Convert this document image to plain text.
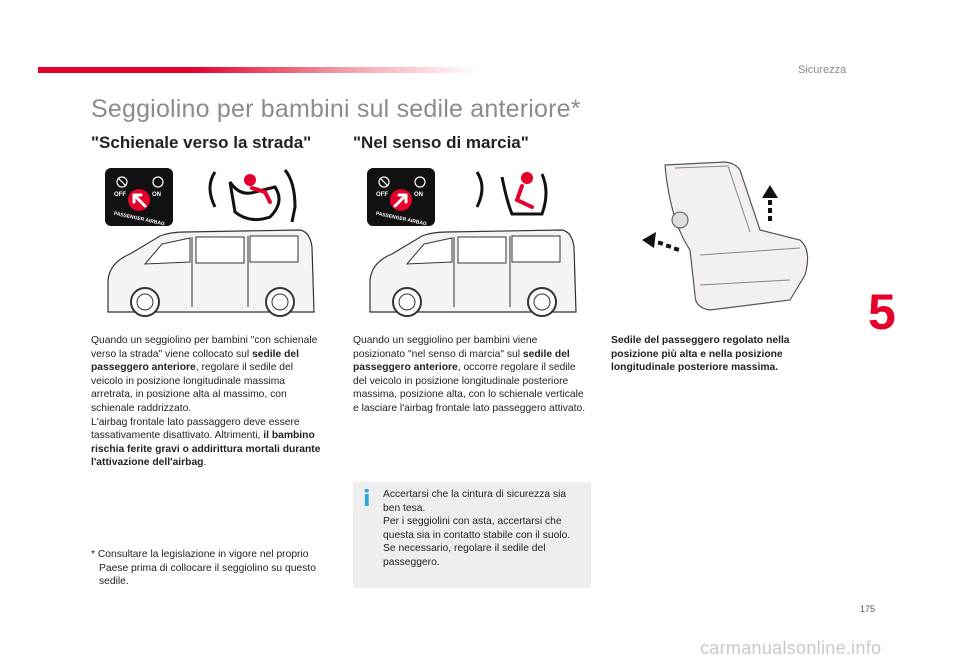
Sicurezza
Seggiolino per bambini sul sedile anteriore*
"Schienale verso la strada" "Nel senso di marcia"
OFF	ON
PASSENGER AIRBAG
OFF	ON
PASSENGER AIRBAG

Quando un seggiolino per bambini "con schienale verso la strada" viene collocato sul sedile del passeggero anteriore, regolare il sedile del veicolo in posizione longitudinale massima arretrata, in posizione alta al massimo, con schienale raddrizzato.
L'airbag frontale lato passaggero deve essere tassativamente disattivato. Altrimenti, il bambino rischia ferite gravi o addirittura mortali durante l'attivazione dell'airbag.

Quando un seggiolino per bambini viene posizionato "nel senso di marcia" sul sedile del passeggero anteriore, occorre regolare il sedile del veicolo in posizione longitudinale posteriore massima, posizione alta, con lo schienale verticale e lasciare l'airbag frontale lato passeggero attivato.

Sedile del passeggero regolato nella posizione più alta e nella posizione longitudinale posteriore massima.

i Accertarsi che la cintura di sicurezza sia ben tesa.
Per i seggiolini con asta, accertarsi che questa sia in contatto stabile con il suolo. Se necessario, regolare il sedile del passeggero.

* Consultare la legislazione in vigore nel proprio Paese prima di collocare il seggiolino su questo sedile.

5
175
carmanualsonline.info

Given exercise -> Looking at the records above, say how many lines hold the string "marcia". Write nothing but the number.

Written solution -> 2